-- LISTED ENTRIES start --
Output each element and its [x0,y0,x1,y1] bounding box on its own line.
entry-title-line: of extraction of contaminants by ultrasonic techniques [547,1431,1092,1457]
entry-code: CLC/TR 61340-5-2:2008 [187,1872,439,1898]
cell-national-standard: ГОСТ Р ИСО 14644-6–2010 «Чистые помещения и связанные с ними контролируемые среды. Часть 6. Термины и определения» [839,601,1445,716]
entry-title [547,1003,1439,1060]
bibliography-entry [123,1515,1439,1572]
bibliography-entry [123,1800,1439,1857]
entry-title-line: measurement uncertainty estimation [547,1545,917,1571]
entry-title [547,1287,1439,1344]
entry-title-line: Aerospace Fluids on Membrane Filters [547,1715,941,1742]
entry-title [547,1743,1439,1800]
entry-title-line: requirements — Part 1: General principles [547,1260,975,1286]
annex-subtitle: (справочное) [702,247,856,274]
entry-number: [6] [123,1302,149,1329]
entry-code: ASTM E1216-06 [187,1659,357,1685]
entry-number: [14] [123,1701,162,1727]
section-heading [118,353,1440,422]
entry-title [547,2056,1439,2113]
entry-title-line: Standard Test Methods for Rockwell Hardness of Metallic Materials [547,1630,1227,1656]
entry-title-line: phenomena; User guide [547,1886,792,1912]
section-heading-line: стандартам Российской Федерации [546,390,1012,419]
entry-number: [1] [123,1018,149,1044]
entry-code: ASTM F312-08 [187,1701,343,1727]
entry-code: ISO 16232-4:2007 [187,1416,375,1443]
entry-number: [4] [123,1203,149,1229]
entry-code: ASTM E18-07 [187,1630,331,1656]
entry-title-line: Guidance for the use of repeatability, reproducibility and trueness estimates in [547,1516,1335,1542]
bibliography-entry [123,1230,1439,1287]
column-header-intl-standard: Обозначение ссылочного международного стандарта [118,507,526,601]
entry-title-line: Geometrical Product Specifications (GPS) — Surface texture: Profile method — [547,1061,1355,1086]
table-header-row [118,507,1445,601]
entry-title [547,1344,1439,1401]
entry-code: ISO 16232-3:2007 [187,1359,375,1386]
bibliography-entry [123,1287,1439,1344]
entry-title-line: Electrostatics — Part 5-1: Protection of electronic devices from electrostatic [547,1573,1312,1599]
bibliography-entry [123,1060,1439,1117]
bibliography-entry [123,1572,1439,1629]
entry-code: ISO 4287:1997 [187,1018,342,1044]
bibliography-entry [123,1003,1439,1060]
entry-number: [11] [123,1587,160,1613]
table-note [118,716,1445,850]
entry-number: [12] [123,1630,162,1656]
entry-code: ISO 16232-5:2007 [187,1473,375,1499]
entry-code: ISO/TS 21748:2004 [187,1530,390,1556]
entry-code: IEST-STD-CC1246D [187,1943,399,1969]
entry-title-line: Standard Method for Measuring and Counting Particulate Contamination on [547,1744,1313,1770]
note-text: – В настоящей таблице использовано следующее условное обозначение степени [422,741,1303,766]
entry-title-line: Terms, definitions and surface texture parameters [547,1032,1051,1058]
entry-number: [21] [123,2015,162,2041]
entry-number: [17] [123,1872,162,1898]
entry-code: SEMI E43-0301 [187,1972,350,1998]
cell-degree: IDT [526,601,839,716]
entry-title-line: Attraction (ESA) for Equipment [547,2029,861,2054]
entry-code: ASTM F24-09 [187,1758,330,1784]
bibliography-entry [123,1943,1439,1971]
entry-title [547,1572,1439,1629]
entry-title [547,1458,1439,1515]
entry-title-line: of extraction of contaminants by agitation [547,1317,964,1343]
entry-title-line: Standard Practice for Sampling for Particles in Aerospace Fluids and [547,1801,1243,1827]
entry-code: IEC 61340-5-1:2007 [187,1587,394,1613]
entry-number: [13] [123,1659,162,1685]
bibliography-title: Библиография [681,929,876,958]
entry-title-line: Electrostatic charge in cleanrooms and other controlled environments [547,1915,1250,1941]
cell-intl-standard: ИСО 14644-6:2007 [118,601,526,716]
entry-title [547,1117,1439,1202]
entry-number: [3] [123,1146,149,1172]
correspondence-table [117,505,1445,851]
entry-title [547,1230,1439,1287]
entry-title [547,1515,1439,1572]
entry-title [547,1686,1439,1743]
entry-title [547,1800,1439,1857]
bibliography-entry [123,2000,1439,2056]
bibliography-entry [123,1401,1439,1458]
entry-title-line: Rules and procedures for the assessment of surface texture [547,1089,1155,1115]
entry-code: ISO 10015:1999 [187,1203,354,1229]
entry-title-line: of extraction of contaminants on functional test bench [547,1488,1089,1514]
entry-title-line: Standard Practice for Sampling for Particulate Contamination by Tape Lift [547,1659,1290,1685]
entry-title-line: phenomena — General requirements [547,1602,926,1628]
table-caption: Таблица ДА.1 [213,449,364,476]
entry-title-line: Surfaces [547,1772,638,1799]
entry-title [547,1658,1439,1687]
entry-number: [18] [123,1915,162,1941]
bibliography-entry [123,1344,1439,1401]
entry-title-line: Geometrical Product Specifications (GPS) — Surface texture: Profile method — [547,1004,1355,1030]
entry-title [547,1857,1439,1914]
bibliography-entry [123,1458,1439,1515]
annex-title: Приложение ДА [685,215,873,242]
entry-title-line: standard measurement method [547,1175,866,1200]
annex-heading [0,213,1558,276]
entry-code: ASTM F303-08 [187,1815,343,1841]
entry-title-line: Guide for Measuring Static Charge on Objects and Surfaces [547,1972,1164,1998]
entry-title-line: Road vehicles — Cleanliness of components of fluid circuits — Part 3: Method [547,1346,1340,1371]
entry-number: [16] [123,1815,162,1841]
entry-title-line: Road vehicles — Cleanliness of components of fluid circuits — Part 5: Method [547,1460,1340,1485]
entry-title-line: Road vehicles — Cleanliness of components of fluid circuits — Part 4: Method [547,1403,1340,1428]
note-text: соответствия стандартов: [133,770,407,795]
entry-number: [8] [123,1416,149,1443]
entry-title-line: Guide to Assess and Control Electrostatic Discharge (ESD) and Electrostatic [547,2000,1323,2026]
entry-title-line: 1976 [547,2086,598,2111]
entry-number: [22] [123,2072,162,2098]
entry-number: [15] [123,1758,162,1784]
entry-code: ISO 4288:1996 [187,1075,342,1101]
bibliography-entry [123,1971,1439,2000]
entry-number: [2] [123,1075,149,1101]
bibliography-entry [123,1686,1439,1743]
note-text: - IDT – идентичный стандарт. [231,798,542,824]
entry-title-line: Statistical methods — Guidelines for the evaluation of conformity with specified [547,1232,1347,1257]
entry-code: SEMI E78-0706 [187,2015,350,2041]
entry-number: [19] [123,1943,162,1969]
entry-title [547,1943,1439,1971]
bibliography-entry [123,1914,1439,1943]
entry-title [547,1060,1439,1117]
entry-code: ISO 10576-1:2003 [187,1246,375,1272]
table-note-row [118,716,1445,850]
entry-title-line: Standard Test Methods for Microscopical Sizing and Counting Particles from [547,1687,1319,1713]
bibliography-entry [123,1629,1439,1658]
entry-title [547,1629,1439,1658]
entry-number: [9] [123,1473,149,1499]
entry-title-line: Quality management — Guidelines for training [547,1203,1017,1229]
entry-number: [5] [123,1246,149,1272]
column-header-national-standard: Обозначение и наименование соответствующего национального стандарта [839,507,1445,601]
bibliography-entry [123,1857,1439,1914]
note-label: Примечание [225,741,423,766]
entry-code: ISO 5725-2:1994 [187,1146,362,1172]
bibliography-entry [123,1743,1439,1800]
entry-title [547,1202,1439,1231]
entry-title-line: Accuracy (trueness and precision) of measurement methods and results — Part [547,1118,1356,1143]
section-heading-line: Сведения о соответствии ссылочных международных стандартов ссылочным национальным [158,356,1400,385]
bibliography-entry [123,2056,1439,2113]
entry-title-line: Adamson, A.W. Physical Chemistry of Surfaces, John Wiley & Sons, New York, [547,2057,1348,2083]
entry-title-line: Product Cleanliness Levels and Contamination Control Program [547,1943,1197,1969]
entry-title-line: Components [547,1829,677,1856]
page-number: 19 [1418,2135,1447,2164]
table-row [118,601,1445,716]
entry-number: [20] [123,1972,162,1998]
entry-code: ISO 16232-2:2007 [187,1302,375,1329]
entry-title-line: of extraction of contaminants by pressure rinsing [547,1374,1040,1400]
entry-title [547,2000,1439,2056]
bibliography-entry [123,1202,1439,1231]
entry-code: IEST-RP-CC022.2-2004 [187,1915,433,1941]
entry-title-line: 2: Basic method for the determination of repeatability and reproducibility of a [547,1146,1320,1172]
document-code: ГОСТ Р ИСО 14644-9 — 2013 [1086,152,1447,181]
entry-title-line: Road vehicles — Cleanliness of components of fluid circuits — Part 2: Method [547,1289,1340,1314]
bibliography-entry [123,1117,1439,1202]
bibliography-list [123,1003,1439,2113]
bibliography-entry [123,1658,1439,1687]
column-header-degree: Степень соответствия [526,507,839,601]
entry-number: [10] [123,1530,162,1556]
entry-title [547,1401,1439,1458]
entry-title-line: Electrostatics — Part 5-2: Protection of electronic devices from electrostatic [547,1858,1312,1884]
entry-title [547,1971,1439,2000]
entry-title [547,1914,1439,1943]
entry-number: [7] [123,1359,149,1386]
-- LISTED ENTRIES end --
■ WHAT TO PRODUCE ■
Copy the material exactly from its first line through the line containing "entry-code: CLC/TR 61340-5-2:2008", including both ends.

■ EXPECTED OUTPUT ■
Output each element and its [x0,y0,x1,y1] bounding box on its own line.
entry-title-line: of extraction of contaminants by ultrasonic techniques [547,1431,1092,1457]
entry-code: CLC/TR 61340-5-2:2008 [187,1872,439,1898]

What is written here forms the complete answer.